*Problem to solve*: In the entries below, find every line holding the string "down" and collect it.

*Supplied information*:
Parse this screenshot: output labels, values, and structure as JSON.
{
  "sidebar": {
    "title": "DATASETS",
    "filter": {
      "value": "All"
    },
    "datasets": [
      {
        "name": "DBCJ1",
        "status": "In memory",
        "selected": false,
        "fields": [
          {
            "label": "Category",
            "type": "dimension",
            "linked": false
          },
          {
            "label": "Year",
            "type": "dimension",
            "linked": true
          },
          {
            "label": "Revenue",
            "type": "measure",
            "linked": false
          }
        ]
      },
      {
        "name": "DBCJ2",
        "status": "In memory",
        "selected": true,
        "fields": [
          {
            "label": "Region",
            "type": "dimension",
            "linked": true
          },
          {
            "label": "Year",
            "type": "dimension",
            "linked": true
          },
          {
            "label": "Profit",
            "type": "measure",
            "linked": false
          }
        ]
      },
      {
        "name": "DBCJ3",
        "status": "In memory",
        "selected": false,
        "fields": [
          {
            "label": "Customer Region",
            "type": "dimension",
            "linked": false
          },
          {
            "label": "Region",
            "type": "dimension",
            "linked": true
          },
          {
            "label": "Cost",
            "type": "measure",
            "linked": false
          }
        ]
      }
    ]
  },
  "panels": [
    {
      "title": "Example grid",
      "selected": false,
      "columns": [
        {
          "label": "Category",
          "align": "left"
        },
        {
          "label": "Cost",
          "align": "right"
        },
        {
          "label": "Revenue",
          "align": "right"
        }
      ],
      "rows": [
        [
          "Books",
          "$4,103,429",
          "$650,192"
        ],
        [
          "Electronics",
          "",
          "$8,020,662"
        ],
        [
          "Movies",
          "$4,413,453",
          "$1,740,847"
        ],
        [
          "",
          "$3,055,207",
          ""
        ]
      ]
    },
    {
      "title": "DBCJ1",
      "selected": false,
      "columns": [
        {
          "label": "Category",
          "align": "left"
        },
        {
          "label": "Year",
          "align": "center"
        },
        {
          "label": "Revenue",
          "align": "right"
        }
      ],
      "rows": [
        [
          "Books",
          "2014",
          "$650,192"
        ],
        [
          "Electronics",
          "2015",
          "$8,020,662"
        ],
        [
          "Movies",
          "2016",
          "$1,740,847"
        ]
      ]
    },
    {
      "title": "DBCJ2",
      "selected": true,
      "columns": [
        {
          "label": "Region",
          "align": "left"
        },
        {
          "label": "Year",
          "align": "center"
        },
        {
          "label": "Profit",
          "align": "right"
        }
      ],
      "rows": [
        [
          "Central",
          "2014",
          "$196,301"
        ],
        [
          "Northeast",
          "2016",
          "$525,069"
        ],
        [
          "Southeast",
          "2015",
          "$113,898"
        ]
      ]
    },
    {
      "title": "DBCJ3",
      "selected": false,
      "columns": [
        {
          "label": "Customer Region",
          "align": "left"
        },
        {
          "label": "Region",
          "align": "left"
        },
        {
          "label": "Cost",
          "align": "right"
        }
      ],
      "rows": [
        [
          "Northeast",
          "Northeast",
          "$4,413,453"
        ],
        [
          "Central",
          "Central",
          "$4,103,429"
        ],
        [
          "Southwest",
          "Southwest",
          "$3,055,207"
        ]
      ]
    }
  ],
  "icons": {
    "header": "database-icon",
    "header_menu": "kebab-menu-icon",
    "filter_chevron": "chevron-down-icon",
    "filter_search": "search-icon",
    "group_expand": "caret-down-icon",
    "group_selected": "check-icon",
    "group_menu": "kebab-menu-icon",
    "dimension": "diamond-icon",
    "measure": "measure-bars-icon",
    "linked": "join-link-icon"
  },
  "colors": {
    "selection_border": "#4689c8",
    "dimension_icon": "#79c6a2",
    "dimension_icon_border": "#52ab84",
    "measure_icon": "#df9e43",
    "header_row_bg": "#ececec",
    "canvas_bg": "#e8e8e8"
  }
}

*Output for this task*:
    "filter_chevron": "chevron-down-icon",
    "group_expand": "caret-down-icon",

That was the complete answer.